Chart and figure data
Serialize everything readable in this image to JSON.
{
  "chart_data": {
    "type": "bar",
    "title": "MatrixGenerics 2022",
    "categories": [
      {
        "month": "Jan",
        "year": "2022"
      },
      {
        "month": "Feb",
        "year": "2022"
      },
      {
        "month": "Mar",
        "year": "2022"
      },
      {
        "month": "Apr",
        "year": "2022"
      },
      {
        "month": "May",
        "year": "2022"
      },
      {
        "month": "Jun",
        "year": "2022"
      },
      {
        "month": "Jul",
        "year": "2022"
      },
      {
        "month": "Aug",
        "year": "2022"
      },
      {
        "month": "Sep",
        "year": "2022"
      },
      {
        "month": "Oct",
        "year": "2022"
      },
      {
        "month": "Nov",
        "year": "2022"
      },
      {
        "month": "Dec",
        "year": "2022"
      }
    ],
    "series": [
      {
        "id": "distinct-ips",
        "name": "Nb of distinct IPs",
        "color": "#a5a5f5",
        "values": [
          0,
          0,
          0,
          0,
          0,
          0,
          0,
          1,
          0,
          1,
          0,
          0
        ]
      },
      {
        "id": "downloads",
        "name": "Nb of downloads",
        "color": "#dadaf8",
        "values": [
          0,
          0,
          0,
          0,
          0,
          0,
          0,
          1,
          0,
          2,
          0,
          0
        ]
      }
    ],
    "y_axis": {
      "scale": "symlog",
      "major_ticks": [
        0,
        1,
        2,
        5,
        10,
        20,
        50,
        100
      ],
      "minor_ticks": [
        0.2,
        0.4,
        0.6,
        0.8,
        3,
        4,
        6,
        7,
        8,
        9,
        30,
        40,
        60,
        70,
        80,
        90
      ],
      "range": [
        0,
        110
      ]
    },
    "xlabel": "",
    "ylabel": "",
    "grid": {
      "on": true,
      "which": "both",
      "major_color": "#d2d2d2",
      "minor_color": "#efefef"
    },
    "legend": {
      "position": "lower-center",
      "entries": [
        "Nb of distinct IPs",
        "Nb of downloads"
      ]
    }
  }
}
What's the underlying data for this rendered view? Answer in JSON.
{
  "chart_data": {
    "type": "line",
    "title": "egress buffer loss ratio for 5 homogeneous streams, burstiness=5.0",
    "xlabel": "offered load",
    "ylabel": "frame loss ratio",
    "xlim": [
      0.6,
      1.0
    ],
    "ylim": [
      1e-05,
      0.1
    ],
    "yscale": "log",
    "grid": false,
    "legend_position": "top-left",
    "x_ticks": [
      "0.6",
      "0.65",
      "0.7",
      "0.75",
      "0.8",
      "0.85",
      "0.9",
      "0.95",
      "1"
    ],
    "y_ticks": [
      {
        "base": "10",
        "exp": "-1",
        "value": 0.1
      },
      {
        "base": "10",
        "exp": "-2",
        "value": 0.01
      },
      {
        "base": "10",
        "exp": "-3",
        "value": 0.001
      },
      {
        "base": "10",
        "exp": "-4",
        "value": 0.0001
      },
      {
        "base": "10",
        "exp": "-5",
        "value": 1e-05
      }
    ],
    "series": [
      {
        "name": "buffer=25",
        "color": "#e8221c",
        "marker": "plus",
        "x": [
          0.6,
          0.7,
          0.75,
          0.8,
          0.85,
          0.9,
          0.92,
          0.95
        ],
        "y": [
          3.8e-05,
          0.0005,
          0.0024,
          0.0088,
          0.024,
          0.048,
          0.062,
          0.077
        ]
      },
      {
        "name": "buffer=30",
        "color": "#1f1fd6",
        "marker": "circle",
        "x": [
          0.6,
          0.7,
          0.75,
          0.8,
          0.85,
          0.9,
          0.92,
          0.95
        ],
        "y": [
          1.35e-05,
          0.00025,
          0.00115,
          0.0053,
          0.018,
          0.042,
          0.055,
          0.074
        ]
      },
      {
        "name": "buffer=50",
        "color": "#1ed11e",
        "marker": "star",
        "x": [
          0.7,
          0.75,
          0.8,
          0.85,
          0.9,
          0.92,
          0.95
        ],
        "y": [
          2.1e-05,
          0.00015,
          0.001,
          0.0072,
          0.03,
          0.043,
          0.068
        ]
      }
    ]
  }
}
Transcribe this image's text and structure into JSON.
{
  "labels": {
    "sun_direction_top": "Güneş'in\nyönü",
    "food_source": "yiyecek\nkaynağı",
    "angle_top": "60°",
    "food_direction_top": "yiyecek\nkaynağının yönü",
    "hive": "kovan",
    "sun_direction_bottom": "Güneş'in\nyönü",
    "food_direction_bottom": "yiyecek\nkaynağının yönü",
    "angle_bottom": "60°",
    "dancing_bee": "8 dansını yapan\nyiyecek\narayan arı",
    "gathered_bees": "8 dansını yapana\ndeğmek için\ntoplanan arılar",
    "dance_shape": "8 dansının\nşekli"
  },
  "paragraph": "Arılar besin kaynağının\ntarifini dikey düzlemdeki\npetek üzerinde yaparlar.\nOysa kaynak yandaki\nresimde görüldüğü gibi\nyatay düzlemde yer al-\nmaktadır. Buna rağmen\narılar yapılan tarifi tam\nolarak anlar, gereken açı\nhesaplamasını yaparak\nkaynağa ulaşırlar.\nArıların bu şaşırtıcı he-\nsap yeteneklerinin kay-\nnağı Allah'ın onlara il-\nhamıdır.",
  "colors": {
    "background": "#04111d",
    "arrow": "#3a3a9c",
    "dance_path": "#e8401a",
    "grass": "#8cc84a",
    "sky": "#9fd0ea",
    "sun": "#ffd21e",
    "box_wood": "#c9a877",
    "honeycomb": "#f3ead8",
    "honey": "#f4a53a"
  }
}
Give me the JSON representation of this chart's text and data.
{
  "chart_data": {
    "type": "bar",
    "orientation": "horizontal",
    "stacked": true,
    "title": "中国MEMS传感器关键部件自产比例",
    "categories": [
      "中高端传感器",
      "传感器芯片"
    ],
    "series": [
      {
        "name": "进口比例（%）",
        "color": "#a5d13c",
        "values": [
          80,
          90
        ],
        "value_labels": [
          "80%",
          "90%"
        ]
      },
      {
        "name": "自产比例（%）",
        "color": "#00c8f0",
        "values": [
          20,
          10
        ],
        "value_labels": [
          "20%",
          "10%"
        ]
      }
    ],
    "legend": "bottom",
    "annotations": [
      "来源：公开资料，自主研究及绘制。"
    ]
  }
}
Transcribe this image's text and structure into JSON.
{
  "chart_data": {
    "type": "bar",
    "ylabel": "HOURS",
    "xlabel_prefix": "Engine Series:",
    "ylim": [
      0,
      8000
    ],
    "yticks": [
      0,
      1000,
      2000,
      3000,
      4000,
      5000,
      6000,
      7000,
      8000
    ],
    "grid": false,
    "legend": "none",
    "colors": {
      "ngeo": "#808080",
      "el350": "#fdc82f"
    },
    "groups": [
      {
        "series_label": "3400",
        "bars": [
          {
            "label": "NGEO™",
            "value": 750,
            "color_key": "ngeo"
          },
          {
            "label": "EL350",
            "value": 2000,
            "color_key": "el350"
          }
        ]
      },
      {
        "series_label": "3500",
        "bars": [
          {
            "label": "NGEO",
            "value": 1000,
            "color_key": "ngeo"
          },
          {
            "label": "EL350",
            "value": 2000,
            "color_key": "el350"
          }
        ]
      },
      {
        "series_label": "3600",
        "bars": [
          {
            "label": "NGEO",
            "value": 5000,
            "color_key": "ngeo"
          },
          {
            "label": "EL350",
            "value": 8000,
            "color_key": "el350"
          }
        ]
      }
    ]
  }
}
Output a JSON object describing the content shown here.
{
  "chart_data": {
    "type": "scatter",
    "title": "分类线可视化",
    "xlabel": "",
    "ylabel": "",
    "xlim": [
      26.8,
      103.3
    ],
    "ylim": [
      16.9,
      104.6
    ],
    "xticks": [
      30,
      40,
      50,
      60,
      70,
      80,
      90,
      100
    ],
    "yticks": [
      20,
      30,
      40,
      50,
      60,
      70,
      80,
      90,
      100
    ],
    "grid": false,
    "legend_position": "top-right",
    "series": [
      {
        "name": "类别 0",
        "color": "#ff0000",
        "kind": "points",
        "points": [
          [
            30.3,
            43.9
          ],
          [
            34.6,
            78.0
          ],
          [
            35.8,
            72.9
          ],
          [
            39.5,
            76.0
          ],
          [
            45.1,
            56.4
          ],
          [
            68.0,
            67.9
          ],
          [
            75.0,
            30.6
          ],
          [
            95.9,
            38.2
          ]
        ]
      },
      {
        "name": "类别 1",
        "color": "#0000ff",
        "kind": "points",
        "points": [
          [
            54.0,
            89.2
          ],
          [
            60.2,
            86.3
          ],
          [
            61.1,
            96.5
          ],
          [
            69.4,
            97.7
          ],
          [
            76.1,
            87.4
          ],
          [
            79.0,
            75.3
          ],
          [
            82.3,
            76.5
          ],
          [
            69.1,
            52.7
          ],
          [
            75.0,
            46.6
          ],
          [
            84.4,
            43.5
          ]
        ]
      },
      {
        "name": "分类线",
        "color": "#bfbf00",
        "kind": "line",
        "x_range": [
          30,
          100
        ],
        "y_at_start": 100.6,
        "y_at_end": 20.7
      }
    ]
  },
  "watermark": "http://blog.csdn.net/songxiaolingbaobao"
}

## [REQUIRED TASK]
Look through the entries above and report each line where the string "marker" occurs.

## [CORRECT OUTPUT]
        "marker": "plus",
        "marker": "circle",
        "marker": "star",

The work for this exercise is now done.